■ **Your task**: Pictures are not part of the copy; repeat everything else in the records exactly.

■ **Records provided**:
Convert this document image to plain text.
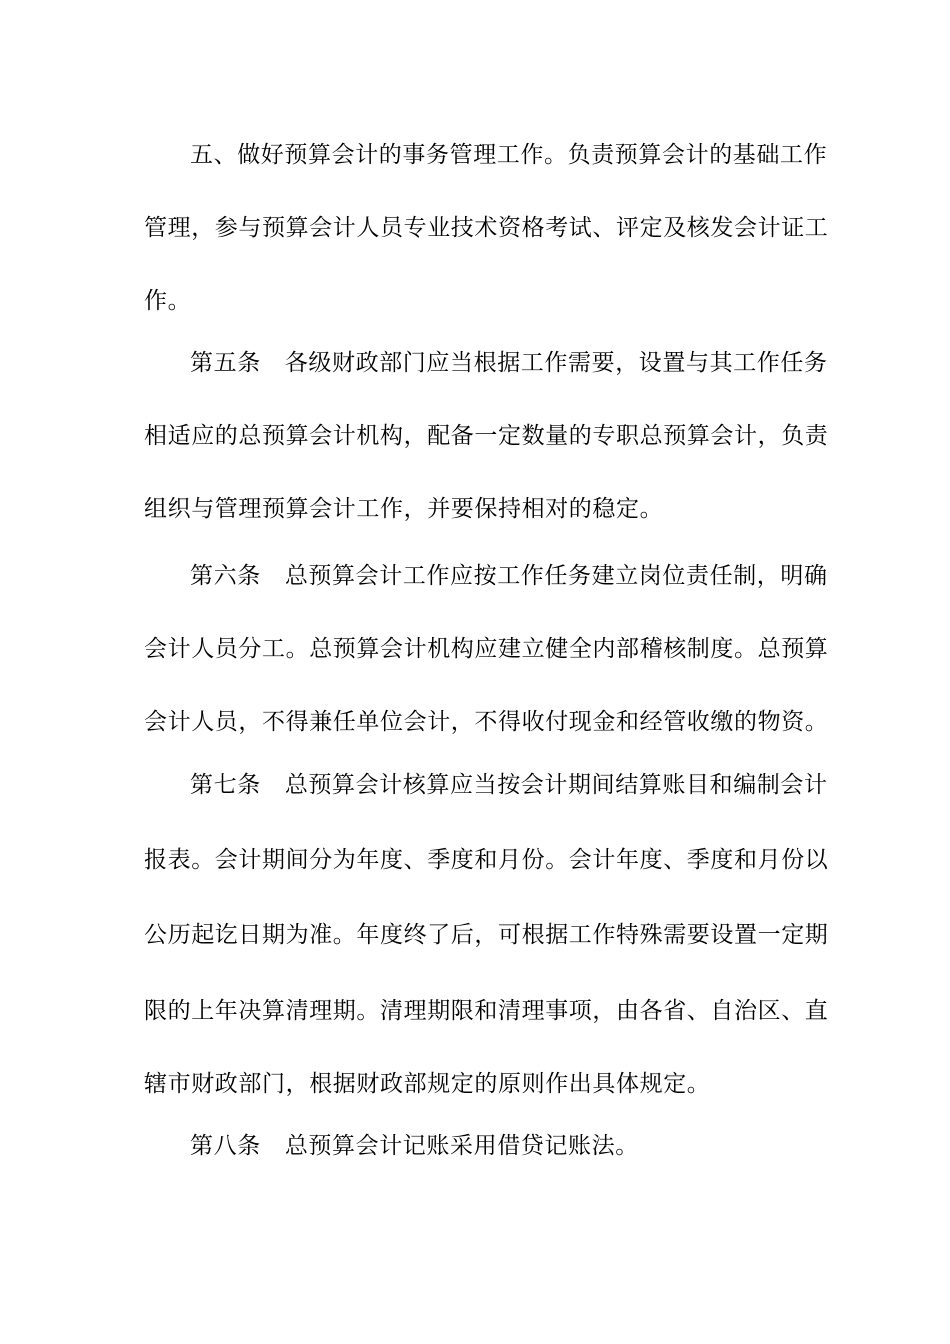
五、做好预算会计的事务管理工作。负责预算会计的基础工作
管理，参与预算会计人员专业技术资格考试、评定及核发会计证工
作。
第五条 各级财政部门应当根据工作需要，设置与其工作任务
相适应的总预算会计机构，配备一定数量的专职总预算会计，负责
组织与管理预算会计工作，并要保持相对的稳定。
第六条 总预算会计工作应按工作任务建立岗位责任制，明确
会计人员分工。总预算会计机构应建立健全内部稽核制度。总预算
会计人员，不得兼任单位会计，不得收付现金和经管收缴的物资。
第七条 总预算会计核算应当按会计期间结算账目和编制会计
报表。会计期间分为年度、季度和月份。会计年度、季度和月份以
公历起讫日期为准。年度终了后，可根据工作特殊需要设置一定期
限的上年决算清理期。清理期限和清理事项，由各省、自治区、直
辖市财政部门，根据财政部规定的原则作出具体规定。
第八条 总预算会计记账采用借贷记账法。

■ **Solution to this task**:
Convert this document image to plain text.
五、做好预算会计的事务管理工作。负责预算会计的基础工作
管理，参与预算会计人员专业技术资格考试、评定及核发会计证工
作。
第五条 各级财政部门应当根据工作需要，设置与其工作任务
相适应的总预算会计机构，配备一定数量的专职总预算会计，负责
组织与管理预算会计工作，并要保持相对的稳定。
第六条 总预算会计工作应按工作任务建立岗位责任制，明确
会计人员分工。总预算会计机构应建立健全内部稽核制度。总预算
会计人员，不得兼任单位会计，不得收付现金和经管收缴的物资。
第七条 总预算会计核算应当按会计期间结算账目和编制会计
报表。会计期间分为年度、季度和月份。会计年度、季度和月份以
公历起讫日期为准。年度终了后，可根据工作特殊需要设置一定期
限的上年决算清理期。清理期限和清理事项，由各省、自治区、直
辖市财政部门，根据财政部规定的原则作出具体规定。
第八条 总预算会计记账采用借贷记账法。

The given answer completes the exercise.